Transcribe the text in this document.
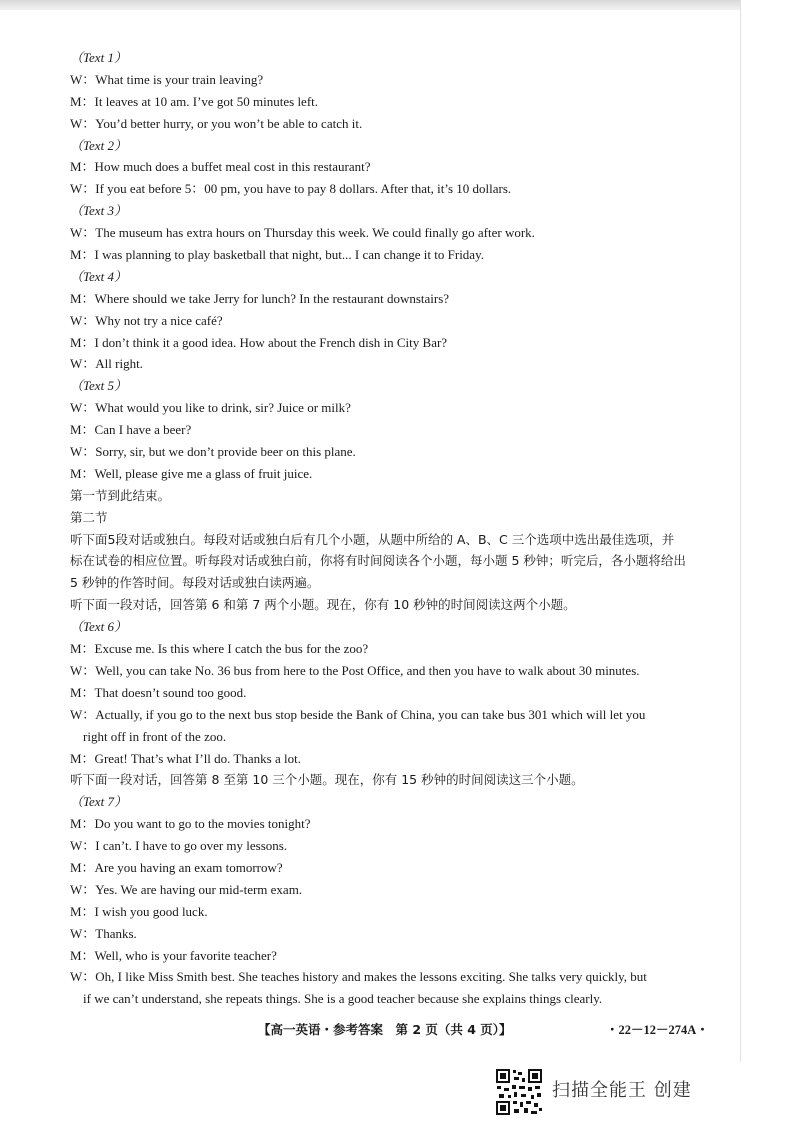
（Text 1）
W：What time is your train leaving?
M：It leaves at 10 am. I’ve got 50 minutes left.
W：You’d better hurry, or you won’t be able to catch it.
（Text 2）
M：How much does a buffet meal cost in this restaurant?
W：If you eat before 5：00 pm, you have to pay 8 dollars. After that, it’s 10 dollars.
（Text 3）
W：The museum has extra hours on Thursday this week. We could finally go after work.
M：I was planning to play basketball that night, but... I can change it to Friday.
（Text 4）
M：Where should we take Jerry for lunch? In the restaurant downstairs?
W：Why not try a nice café?
M：I don’t think it a good idea. How about the French dish in City Bar?
W：All right.
（Text 5）
W：What would you like to drink, sir? Juice or milk?
M：Can I have a beer?
W：Sorry, sir, but we don’t provide beer on this plane.
M：Well, please give me a glass of fruit juice.
第一节到此结束。
第二节
听下面5段对话或独白。每段对话或独白后有几个小题，从题中所给的 A、B、C 三个选项中选出最佳选项，并
标在试卷的相应位置。听每段对话或独白前，你将有时间阅读各个小题，每小题 5 秒钟；听完后，各小题将给出
5 秒钟的作答时间。每段对话或独白读两遍。
听下面一段对话，回答第 6 和第 7 两个小题。现在，你有 10 秒钟的时间阅读这两个小题。
（Text 6）
M：Excuse me. Is this where I catch the bus for the zoo?
W：Well, you can take No. 36 bus from here to the Post Office, and then you have to walk about 30 minutes.
M：That doesn’t sound too good.
W：Actually, if you go to the next bus stop beside the Bank of China, you can take bus 301 which will let you
right off in front of the zoo.
M：Great! That’s what I’ll do. Thanks a lot.
听下面一段对话，回答第 8 至第 10 三个小题。现在，你有 15 秒钟的时间阅读这三个小题。
（Text 7）
M：Do you want to go to the movies tonight?
W：I can’t. I have to go over my lessons.
M：Are you having an exam tomorrow?
W：Yes. We are having our mid-term exam.
M：I wish you good luck.
W：Thanks.
M：Well, who is your favorite teacher?
W：Oh, I like Miss Smith best. She teaches history and makes the lessons exciting. She talks very quickly, but
if we can’t understand, she repeats things. She is a good teacher because she explains things clearly.
【高一英语・参考答案　第 2 页（共 4 页）】	・22－12－274A・
扫描全能王 创建
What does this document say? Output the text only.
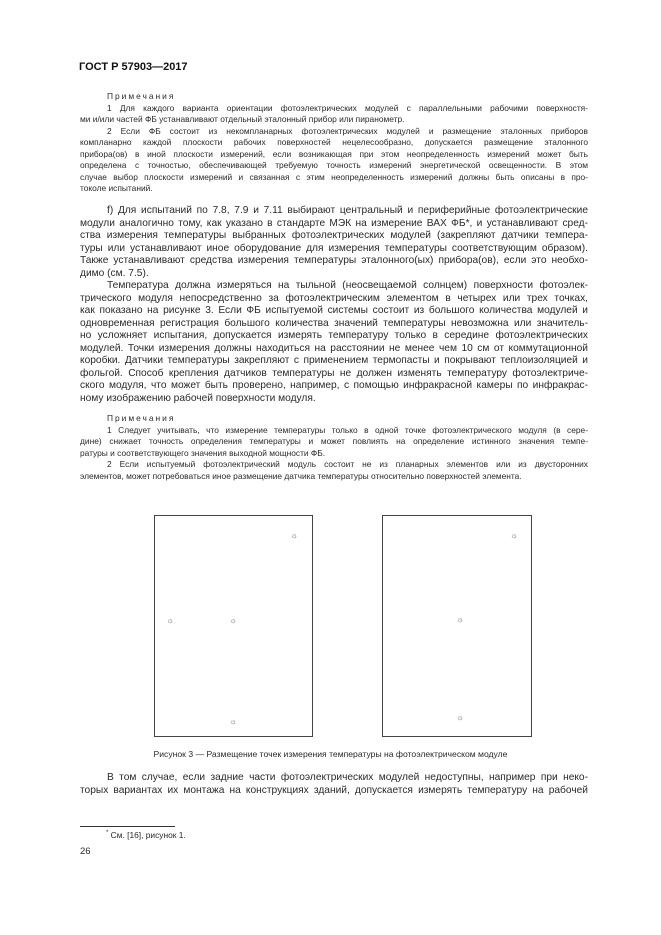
ГОСТ Р 57903—2017
Примечания
1 Для каждого варианта ориентации фотоэлектрических модулей с параллельными рабочими поверхностя-
ми и/или частей ФБ устанавливают отдельный эталонный прибор или пиранометр.
2 Если ФБ состоит из некомпланарных фотоэлектрических модулей и размещение эталонных приборов
компланарно каждой плоскости рабочих поверхностей нецелесообразно, допускается размещение эталонного
прибора(ов) в иной плоскости измерений, если возникающая при этом неопределенность измерений может быть
определена с точностью, обеспечивающей требуемую точность измерений энергетической освещенности. В этом
случае выбор плоскости измерений и связанная с этим неопределенность измерений должны быть описаны в про-
токоле испытаний.
f) Для испытаний по 7.8, 7.9 и 7.11 выбирают центральный и периферийные фотоэлектрические
модули аналогично тому, как указано в стандарте МЭК на измерение ВАХ ФБ*, и устанавливают сред-
ства измерения температуры выбранных фотоэлектрических модулей (закрепляют датчики темпера-
туры или устанавливают иное оборудование для измерения температуры соответствующим образом).
Также устанавливают средства измерения температуры эталонного(ых) прибора(ов), если это необхо-
димо (см. 7.5).
Температура должна измеряться на тыльной (неосвещаемой солнцем) поверхности фотоэлек-
трического модуля непосредственно за фотоэлектрическим элементом в четырех или трех точках,
как показано на рисунке 3. Если ФБ испытуемой системы состоит из большого количества модулей и
одновременная регистрация большого количества значений температуры невозможна или значитель-
но усложняет испытания, допускается измерять температуру только в середине фотоэлектрических
модулей. Точки измерения должны находиться на расстоянии не менее чем 10 см от коммутационной
коробки. Датчики температуры закрепляют с применением термопасты и покрывают теплоизоляцией и
фольгой. Способ крепления датчиков температуры не должен изменять температуру фотоэлектриче-
ского модуля, что может быть проверено, например, с помощью инфракрасной камеры по инфракрас-
ному изображению рабочей поверхности модуля.
Примечания
1 Следует учитывать, что измерение температуры только в одной точке фотоэлектрического модуля (в сере-
дине) снижает точность определения температуры и может повлиять на определение истинного значения темпе-
ратуры и соответствующего значения выходной мощности ФБ.
2 Если испытуемый фотоэлектрический модуль состоит не из планарных элементов или из двусторонних
элементов, может потребоваться иное размещение датчика температуры относительно поверхностей элемента.
☼
☼	☼
☼
☼
☼
☼
Рисунок 3 — Размещение точек измерения температуры на фотоэлектрическом модуле
В том случае, если задние части фотоэлектрических модулей недоступны, например при неко-
торых вариантах их монтажа на конструкциях зданий, допускается измерять температуру на рабочей
* См. [16], рисунок 1.
26
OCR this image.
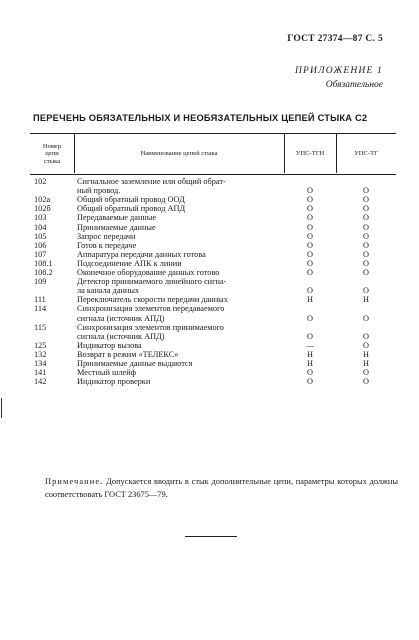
ГОСТ 27374—87 С. 5
ПРИЛОЖЕНИЕ 1
Обязательное
ПЕРЕЧЕНЬ ОБЯЗАТЕЛЬНЫХ И НЕОБЯЗАТЕЛЬНЫХ ЦЕПЕЙ СТЫКА С2
Номер
цепи
стыка
Наименование цепей стыка	УПС-ТГН	УПС-ТГ
102	Сигнальное заземление или общий обрат-
ный провод.	О	О
102а	Общий обратный провод ООД	О	О
102б	Общий обратный провод АПД	О	О
103	Передаваемые данные	О	О
104	Принимаемые данные	О	О
105	Запрос передачи	О	О
106	Готов к передаче	О	О
107	Аппаратура передачи данных готова	О	О
108.1	Подсоединение АПК к линии	О	О
108.2	Оконечное оборудование данных готово	О	О
109	Детектор принимаемого линейного сигна-
ла канала данных	О	О
111	Переключатель скорости передачи данных	Н	Н
114	Синхронизация элементов передаваемого
сигнала (источник АПД)	О	О
115	Синхронизация элементов принимаемого
сигнала (источник АПД)	О	О
125	Индикатор вызова	—	О
132	Возврат в режим «ТЕЛЕКС»	Н	Н
134	Принимаемые данные выдаются	Н	Н
141	Местный шлейф	О	О
142	Индикатор проверки	О	О
Примечание. Допускается вводить в стык дополнительные цепи, параметры которых должны соответствовать ГОСТ 23675—79.
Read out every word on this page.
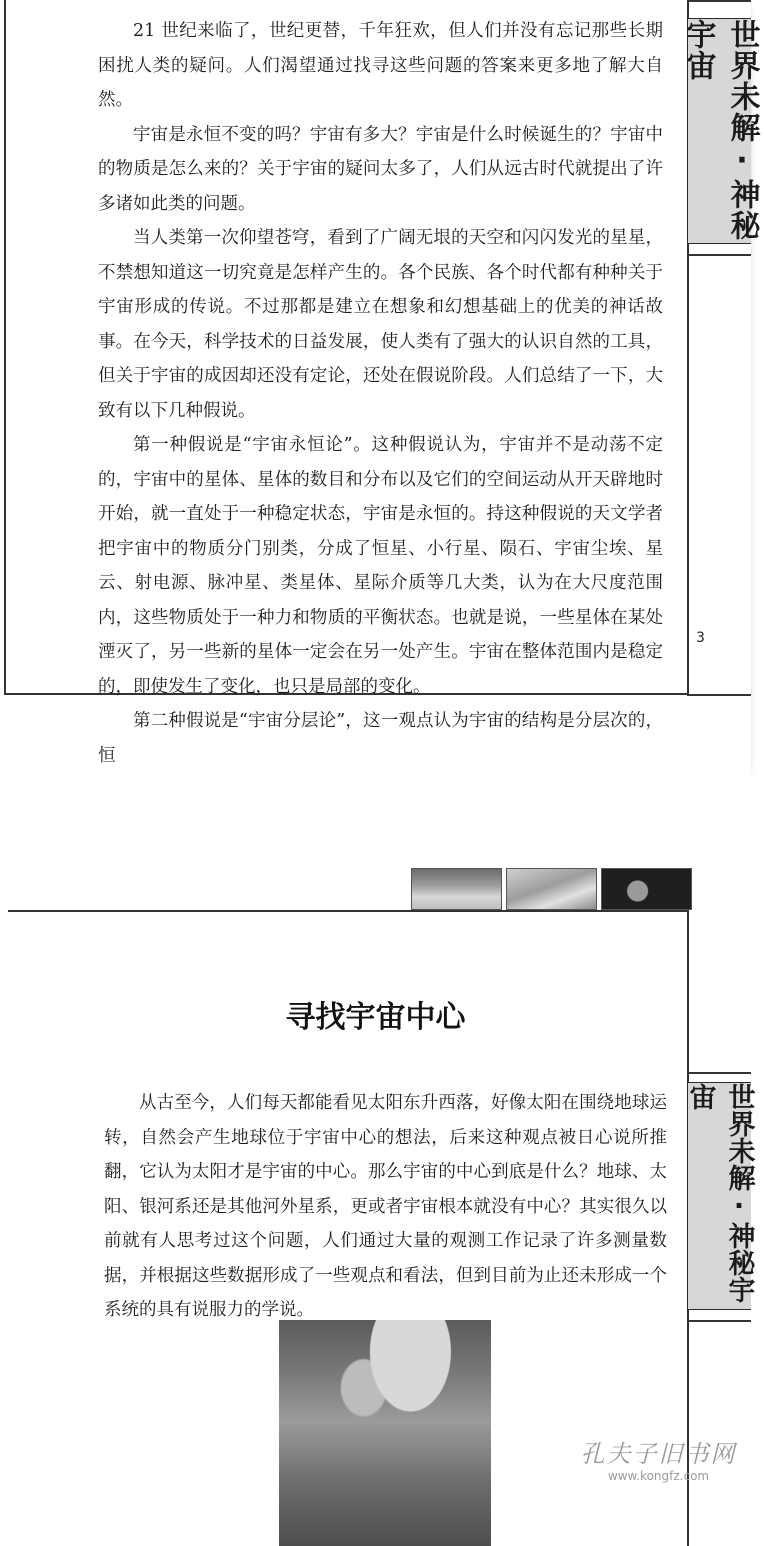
世界未解·神秘宇宙
3

21 世纪来临了，世纪更替，千年狂欢，但人们并没有忘记那些长期困扰人类的疑问。人们渴望通过找寻这些问题的答案来更多地了解大自然。

宇宙是永恒不变的吗？宇宙有多大？宇宙是什么时候诞生的？宇宙中的物质是怎么来的？关于宇宙的疑问太多了，人们从远古时代就提出了许多诸如此类的问题。

当人类第一次仰望苍穹，看到了广阔无垠的天空和闪闪发光的星星，不禁想知道这一切究竟是怎样产生的。各个民族、各个时代都有种种关于宇宙形成的传说。不过那都是建立在想象和幻想基础上的优美的神话故事。在今天，科学技术的日益发展，使人类有了强大的认识自然的工具，但关于宇宙的成因却还没有定论，还处在假说阶段。人们总结了一下，大致有以下几种假说。

第一种假说是“宇宙永恒论”。这种假说认为，宇宙并不是动荡不定的，宇宙中的星体、星体的数目和分布以及它们的空间运动从开天辟地时开始，就一直处于一种稳定状态，宇宙是永恒的。持这种假说的天文学者把宇宙中的物质分门别类，分成了恒星、小行星、陨石、宇宙尘埃、星云、射电源、脉冲星、类星体、星际介质等几大类，认为在大尺度范围内，这些物质处于一种力和物质的平衡状态。也就是说，一些星体在某处湮灭了，另一些新的星体一定会在另一处产生。宇宙在整体范围内是稳定的，即使发生了变化，也只是局部的变化。

第二种假说是“宇宙分层论”，这一观点认为宇宙的结构是分层次的，恒

寻找宇宙中心

从古至今，人们每天都能看见太阳东升西落，好像太阳在围绕地球运转，自然会产生地球位于宇宙中心的想法，后来这种观点被日心说所推翻，它认为太阳才是宇宙的中心。那么宇宙的中心到底是什么？地球、太阳、银河系还是其他河外星系，更或者宇宙根本就没有中心？其实很久以前就有人思考过这个问题，人们通过大量的观测工作记录了许多测量数据，并根据这些数据形成了一些观点和看法，但到目前为止还未形成一个系统的具有说服力的学说。

世界未解·神秘宇宙
孔夫子旧书网
www.kongfz.com
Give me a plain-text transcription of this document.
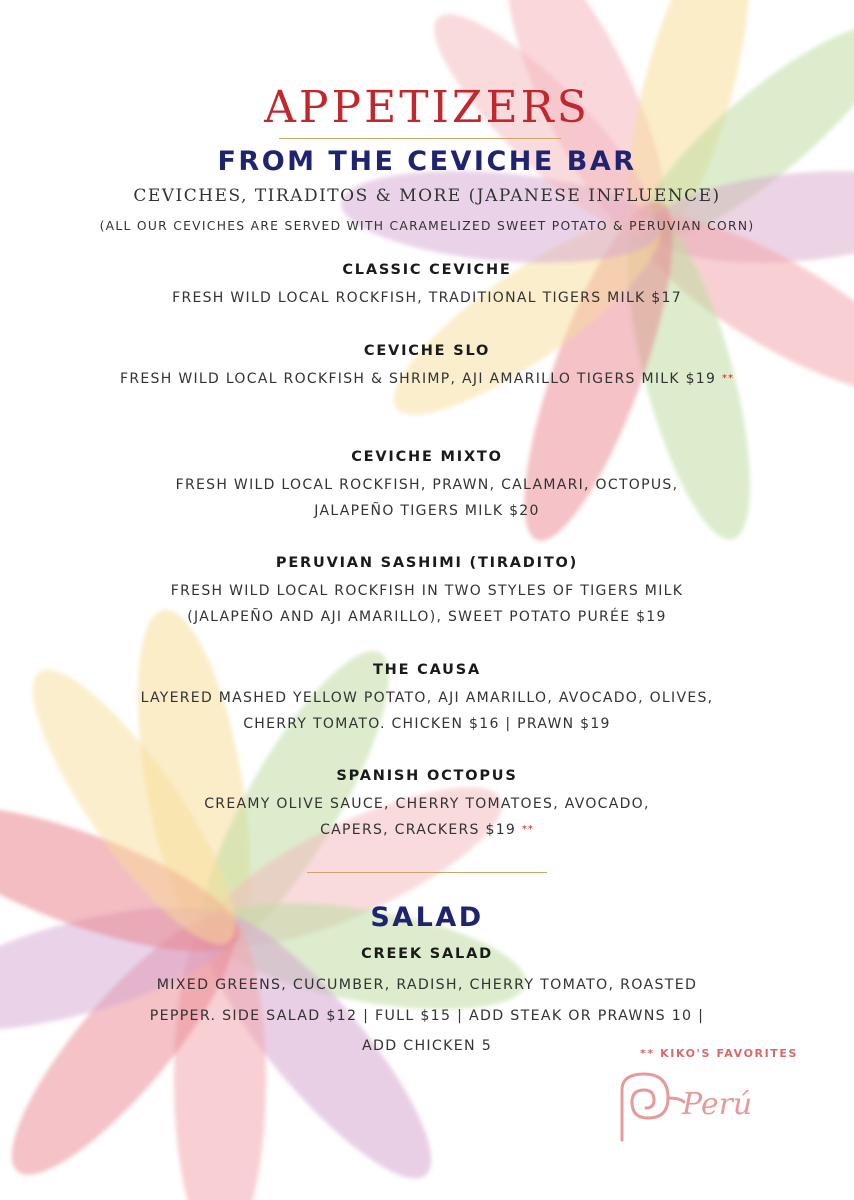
APPETIZERS
FROM THE CEVICHE BAR
CEVICHES, TIRADITOS & MORE (JAPANESE INFLUENCE)
(ALL OUR CEVICHES ARE SERVED WITH CARAMELIZED SWEET POTATO & PERUVIAN CORN)
CLASSIC CEVICHE
FRESH WILD LOCAL ROCKFISH, TRADITIONAL TIGERS MILK $17
CEVICHE SLO
FRESH WILD LOCAL ROCKFISH & SHRIMP, AJI AMARILLO TIGERS MILK $19 **
CEVICHE MIXTO
FRESH WILD LOCAL ROCKFISH, PRAWN, CALAMARI, OCTOPUS, JALAPEÑO TIGERS MILK $20
PERUVIAN SASHIMI (TIRADITO)
FRESH WILD LOCAL ROCKFISH IN TWO STYLES OF TIGERS MILK (JALAPEÑO AND AJI AMARILLO), SWEET POTATO PURÉE $19
THE CAUSA
LAYERED MASHED YELLOW POTATO, AJI AMARILLO, AVOCADO, OLIVES, CHERRY TOMATO. CHICKEN $16 | PRAWN $19
SPANISH OCTOPUS
CREAMY OLIVE SAUCE, CHERRY TOMATOES, AVOCADO, CAPERS, CRACKERS $19 **
SALAD
CREEK SALAD
MIXED GREENS, CUCUMBER, RADISH, CHERRY TOMATO, ROASTED PEPPER. SIDE SALAD $12 | FULL $15 | ADD STEAK OR PRAWNS 10 | ADD CHICKEN 5	** KIKO'S FAVORITES
Perú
■ ■ ■ ■ ■
● Given request: From the listing above, pick out each line where the word "ГОСТ" appears.

● The solution:
ГОСТ Р 57903—2017
ГОСТ 27374—87 С. 5
Примечание. Допускается вводить в стык дополнительные цепи, параметры которых должны соответствовать ГОСТ 23675—79.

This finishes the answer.